— Start Provided records —

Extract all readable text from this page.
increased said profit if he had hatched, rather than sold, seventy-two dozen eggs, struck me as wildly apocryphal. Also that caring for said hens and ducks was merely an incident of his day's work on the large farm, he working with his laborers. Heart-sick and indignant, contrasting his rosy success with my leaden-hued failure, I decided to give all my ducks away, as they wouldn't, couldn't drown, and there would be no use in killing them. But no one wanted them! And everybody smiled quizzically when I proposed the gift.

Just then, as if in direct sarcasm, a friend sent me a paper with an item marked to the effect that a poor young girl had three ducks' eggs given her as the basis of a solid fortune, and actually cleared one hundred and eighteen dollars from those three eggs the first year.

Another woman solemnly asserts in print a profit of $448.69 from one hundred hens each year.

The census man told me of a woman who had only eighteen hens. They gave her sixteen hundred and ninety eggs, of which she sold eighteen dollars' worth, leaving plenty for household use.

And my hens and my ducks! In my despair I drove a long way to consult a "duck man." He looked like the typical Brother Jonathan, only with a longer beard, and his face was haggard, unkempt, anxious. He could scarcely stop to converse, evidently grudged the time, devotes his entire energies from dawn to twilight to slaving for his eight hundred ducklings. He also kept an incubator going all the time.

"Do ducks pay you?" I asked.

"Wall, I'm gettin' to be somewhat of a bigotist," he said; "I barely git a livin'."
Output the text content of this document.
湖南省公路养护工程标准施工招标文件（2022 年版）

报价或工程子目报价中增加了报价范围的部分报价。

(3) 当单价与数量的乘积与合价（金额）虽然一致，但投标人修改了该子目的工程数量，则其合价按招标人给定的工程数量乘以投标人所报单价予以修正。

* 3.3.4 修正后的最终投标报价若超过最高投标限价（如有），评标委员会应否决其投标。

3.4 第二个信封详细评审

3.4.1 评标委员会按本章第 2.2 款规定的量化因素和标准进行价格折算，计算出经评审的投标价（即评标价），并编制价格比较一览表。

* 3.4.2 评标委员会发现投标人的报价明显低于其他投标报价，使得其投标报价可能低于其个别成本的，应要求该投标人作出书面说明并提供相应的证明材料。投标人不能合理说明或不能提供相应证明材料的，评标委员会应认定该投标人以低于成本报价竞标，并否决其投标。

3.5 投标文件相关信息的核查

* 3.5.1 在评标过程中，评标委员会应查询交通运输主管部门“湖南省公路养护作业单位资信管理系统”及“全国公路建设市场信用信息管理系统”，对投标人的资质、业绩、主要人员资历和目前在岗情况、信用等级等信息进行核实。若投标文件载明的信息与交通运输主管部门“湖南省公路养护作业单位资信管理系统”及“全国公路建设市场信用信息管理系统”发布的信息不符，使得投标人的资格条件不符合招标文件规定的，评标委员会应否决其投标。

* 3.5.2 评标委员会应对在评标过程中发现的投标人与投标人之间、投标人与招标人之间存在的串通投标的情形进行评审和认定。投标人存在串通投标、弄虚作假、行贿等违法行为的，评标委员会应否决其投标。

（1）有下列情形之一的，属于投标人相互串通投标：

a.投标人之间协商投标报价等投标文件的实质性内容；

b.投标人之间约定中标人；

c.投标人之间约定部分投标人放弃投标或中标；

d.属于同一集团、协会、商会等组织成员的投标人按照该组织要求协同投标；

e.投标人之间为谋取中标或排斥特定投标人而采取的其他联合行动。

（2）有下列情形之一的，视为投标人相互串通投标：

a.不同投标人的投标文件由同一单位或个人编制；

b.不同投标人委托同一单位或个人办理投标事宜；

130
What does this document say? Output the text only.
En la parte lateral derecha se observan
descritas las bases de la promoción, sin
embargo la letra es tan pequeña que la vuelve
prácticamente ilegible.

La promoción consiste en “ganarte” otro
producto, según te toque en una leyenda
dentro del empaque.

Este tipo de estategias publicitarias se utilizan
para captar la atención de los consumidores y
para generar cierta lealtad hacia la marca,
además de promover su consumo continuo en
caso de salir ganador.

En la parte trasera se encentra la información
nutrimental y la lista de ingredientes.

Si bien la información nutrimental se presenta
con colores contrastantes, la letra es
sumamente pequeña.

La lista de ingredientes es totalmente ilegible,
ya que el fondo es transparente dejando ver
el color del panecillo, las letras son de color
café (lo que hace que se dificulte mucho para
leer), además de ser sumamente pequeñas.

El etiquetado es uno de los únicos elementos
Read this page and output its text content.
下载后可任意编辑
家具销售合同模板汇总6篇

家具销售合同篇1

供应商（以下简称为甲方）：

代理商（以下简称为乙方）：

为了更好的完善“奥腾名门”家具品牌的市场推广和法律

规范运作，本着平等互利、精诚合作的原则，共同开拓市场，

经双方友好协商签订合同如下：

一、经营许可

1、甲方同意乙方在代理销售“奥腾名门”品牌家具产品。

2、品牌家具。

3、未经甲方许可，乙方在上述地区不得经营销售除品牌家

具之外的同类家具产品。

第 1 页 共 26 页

— End Provided records —

### The problem
Reproduce all the records precisely.

### Reply
Extract all readable text from this page.
increased said profit if he had hatched, rather than sold, seventy-two dozen eggs, struck me as wildly apocryphal. Also that caring for said hens and ducks was merely an incident of his day's work on the large farm, he working with his laborers. Heart-sick and indignant, contrasting his rosy success with my leaden-hued failure, I decided to give all my ducks away, as they wouldn't, couldn't drown, and there would be no use in killing them. But no one wanted them! And everybody smiled quizzically when I proposed the gift.

Just then, as if in direct sarcasm, a friend sent me a paper with an item marked to the effect that a poor young girl had three ducks' eggs given her as the basis of a solid fortune, and actually cleared one hundred and eighteen dollars from those three eggs the first year.

Another woman solemnly asserts in print a profit of $448.69 from one hundred hens each year.

The census man told me of a woman who had only eighteen hens. They gave her sixteen hundred and ninety eggs, of which she sold eighteen dollars' worth, leaving plenty for household use.

And my hens and my ducks! In my despair I drove a long way to consult a "duck man." He looked like the typical Brother Jonathan, only with a longer beard, and his face was haggard, unkempt, anxious. He could scarcely stop to converse, evidently grudged the time, devotes his entire energies from dawn to twilight to slaving for his eight hundred ducklings. He also kept an incubator going all the time.

"Do ducks pay you?" I asked.

"Wall, I'm gettin' to be somewhat of a bigotist," he said; "I barely git a livin'."
Output the text content of this document.
湖南省公路养护工程标准施工招标文件（2022 年版）

报价或工程子目报价中增加了报价范围的部分报价。

(3) 当单价与数量的乘积与合价（金额）虽然一致，但投标人修改了该子目的工程数量，则其合价按招标人给定的工程数量乘以投标人所报单价予以修正。

* 3.3.4 修正后的最终投标报价若超过最高投标限价（如有），评标委员会应否决其投标。

3.4 第二个信封详细评审

3.4.1 评标委员会按本章第 2.2 款规定的量化因素和标准进行价格折算，计算出经评审的投标价（即评标价），并编制价格比较一览表。

* 3.4.2 评标委员会发现投标人的报价明显低于其他投标报价，使得其投标报价可能低于其个别成本的，应要求该投标人作出书面说明并提供相应的证明材料。投标人不能合理说明或不能提供相应证明材料的，评标委员会应认定该投标人以低于成本报价竞标，并否决其投标。

3.5 投标文件相关信息的核查

* 3.5.1 在评标过程中，评标委员会应查询交通运输主管部门“湖南省公路养护作业单位资信管理系统”及“全国公路建设市场信用信息管理系统”，对投标人的资质、业绩、主要人员资历和目前在岗情况、信用等级等信息进行核实。若投标文件载明的信息与交通运输主管部门“湖南省公路养护作业单位资信管理系统”及“全国公路建设市场信用信息管理系统”发布的信息不符，使得投标人的资格条件不符合招标文件规定的，评标委员会应否决其投标。

* 3.5.2 评标委员会应对在评标过程中发现的投标人与投标人之间、投标人与招标人之间存在的串通投标的情形进行评审和认定。投标人存在串通投标、弄虚作假、行贿等违法行为的，评标委员会应否决其投标。

（1）有下列情形之一的，属于投标人相互串通投标：

a.投标人之间协商投标报价等投标文件的实质性内容；

b.投标人之间约定中标人；

c.投标人之间约定部分投标人放弃投标或中标；

d.属于同一集团、协会、商会等组织成员的投标人按照该组织要求协同投标；

e.投标人之间为谋取中标或排斥特定投标人而采取的其他联合行动。

（2）有下列情形之一的，视为投标人相互串通投标：

a.不同投标人的投标文件由同一单位或个人编制；

b.不同投标人委托同一单位或个人办理投标事宜；

130
What does this document say? Output the text only.
En la parte lateral derecha se observan
descritas las bases de la promoción, sin
embargo la letra es tan pequeña que la vuelve
prácticamente ilegible.

La promoción consiste en “ganarte” otro
producto, según te toque en una leyenda
dentro del empaque.

Este tipo de estategias publicitarias se utilizan
para captar la atención de los consumidores y
para generar cierta lealtad hacia la marca,
además de promover su consumo continuo en
caso de salir ganador.

En la parte trasera se encentra la información
nutrimental y la lista de ingredientes.

Si bien la información nutrimental se presenta
con colores contrastantes, la letra es
sumamente pequeña.

La lista de ingredientes es totalmente ilegible,
ya que el fondo es transparente dejando ver
el color del panecillo, las letras son de color
café (lo que hace que se dificulte mucho para
leer), además de ser sumamente pequeñas.

El etiquetado es uno de los únicos elementos
Read this page and output its text content.
下载后可任意编辑
家具销售合同模板汇总6篇

家具销售合同篇1

供应商（以下简称为甲方）：

代理商（以下简称为乙方）：

为了更好的完善“奥腾名门”家具品牌的市场推广和法律

规范运作，本着平等互利、精诚合作的原则，共同开拓市场，

经双方友好协商签订合同如下：

一、经营许可

1、甲方同意乙方在代理销售“奥腾名门”品牌家具产品。

2、品牌家具。

3、未经甲方许可，乙方在上述地区不得经营销售除品牌家

具之外的同类家具产品。

第 1 页 共 26 页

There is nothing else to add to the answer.